DIRECTIONS FOR THIS TASK ▸
Keep the pictures out and restate every record exactly.

# START OF RECORDED DATA

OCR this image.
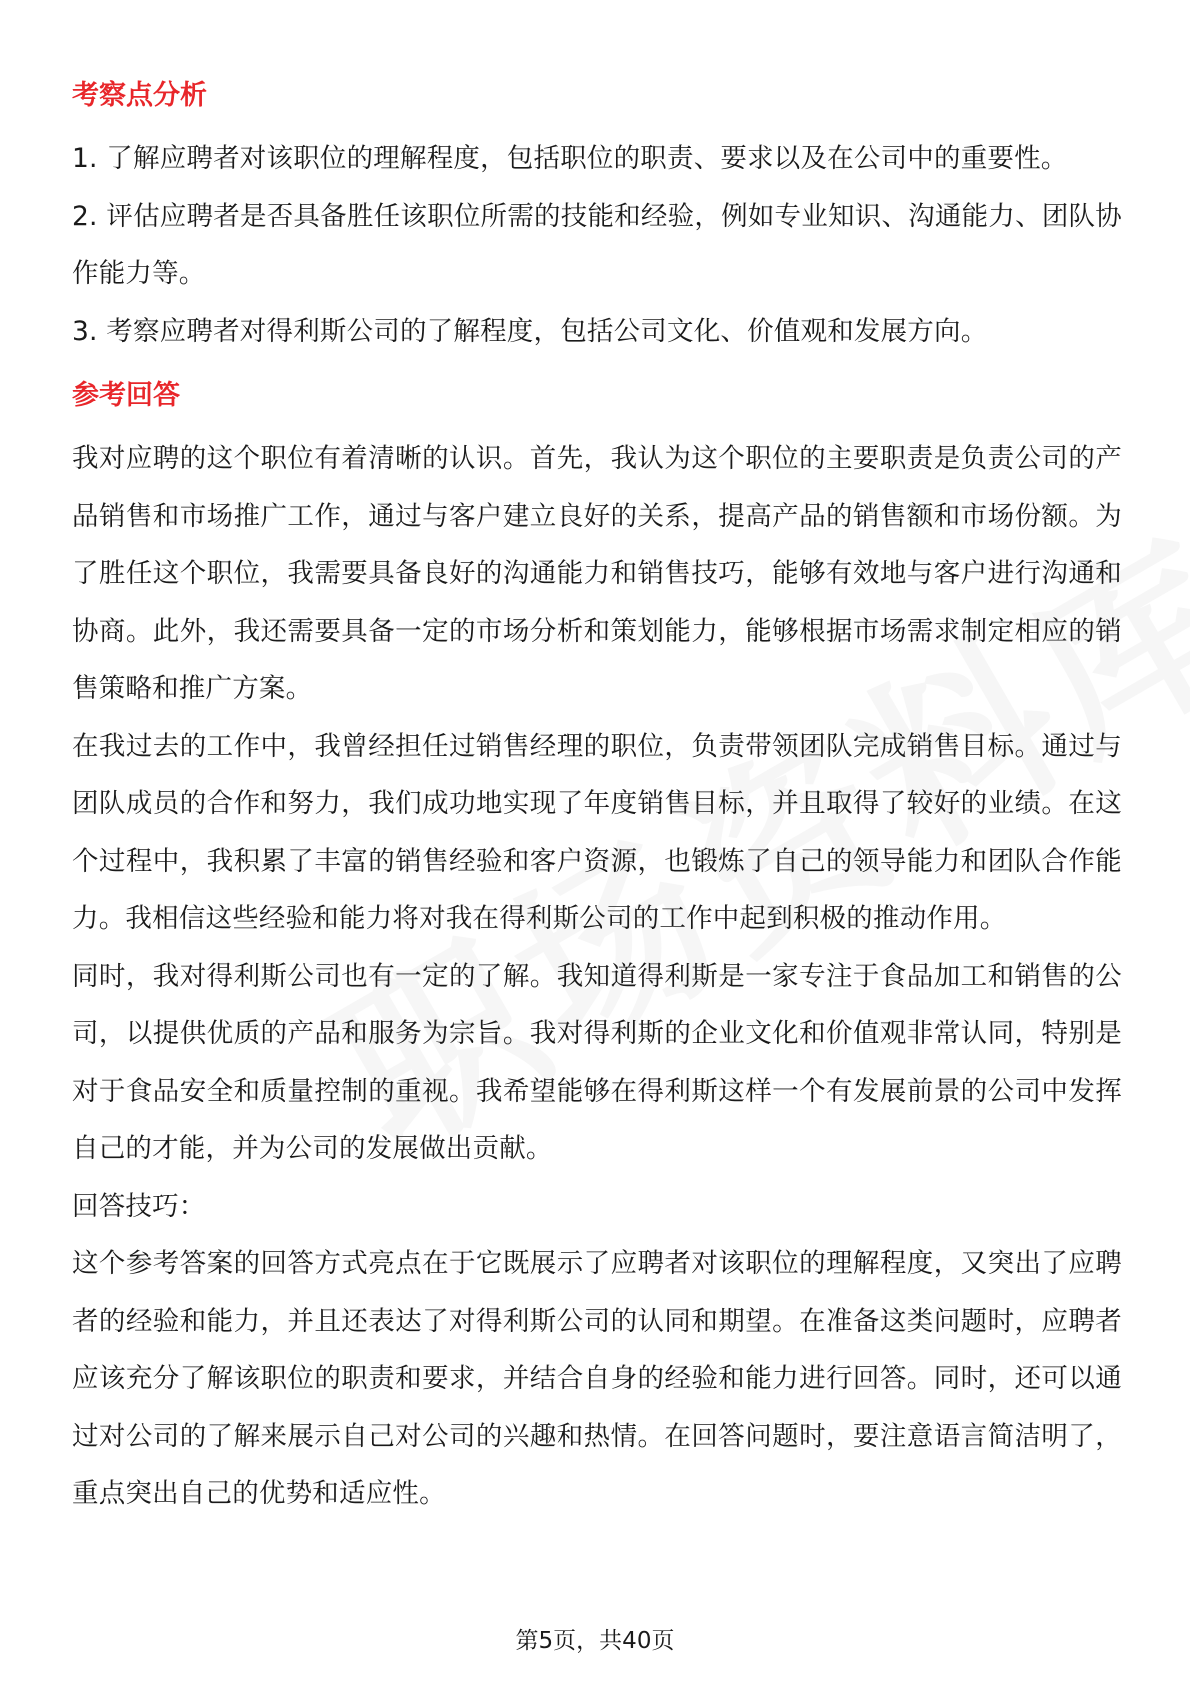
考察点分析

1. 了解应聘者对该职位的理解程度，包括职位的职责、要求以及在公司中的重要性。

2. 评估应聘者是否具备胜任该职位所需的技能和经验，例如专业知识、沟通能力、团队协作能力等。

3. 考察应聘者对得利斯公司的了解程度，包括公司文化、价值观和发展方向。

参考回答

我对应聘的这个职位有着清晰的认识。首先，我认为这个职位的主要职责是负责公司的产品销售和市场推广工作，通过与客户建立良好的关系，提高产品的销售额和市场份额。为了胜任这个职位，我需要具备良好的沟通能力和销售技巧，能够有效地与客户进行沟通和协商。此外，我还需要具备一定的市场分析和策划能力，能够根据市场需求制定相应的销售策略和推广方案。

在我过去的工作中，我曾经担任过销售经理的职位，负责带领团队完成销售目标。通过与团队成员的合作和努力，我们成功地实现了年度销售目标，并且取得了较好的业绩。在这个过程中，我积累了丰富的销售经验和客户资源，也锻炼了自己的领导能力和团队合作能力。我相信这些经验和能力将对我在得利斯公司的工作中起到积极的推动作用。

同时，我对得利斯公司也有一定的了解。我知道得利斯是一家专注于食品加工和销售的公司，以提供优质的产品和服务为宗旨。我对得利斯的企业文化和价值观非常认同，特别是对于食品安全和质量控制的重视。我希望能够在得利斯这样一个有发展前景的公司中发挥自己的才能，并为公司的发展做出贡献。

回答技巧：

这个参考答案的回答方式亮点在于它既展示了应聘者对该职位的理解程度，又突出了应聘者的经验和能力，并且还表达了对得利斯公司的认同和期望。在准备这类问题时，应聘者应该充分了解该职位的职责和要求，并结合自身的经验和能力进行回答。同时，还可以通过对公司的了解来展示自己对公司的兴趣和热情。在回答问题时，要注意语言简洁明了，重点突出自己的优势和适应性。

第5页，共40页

# END OF RECORDED DATA

EXERCISE OUTPUT ▸
OCR this image.
考察点分析

1. 了解应聘者对该职位的理解程度，包括职位的职责、要求以及在公司中的重要性。

2. 评估应聘者是否具备胜任该职位所需的技能和经验，例如专业知识、沟通能力、团队协作能力等。

3. 考察应聘者对得利斯公司的了解程度，包括公司文化、价值观和发展方向。

参考回答

我对应聘的这个职位有着清晰的认识。首先，我认为这个职位的主要职责是负责公司的产品销售和市场推广工作，通过与客户建立良好的关系，提高产品的销售额和市场份额。为了胜任这个职位，我需要具备良好的沟通能力和销售技巧，能够有效地与客户进行沟通和协商。此外，我还需要具备一定的市场分析和策划能力，能够根据市场需求制定相应的销售策略和推广方案。

在我过去的工作中，我曾经担任过销售经理的职位，负责带领团队完成销售目标。通过与团队成员的合作和努力，我们成功地实现了年度销售目标，并且取得了较好的业绩。在这个过程中，我积累了丰富的销售经验和客户资源，也锻炼了自己的领导能力和团队合作能力。我相信这些经验和能力将对我在得利斯公司的工作中起到积极的推动作用。

同时，我对得利斯公司也有一定的了解。我知道得利斯是一家专注于食品加工和销售的公司，以提供优质的产品和服务为宗旨。我对得利斯的企业文化和价值观非常认同，特别是对于食品安全和质量控制的重视。我希望能够在得利斯这样一个有发展前景的公司中发挥自己的才能，并为公司的发展做出贡献。

回答技巧：

这个参考答案的回答方式亮点在于它既展示了应聘者对该职位的理解程度，又突出了应聘者的经验和能力，并且还表达了对得利斯公司的认同和期望。在准备这类问题时，应聘者应该充分了解该职位的职责和要求，并结合自身的经验和能力进行回答。同时，还可以通过对公司的了解来展示自己对公司的兴趣和热情。在回答问题时，要注意语言简洁明了，重点突出自己的优势和适应性。

第5页，共40页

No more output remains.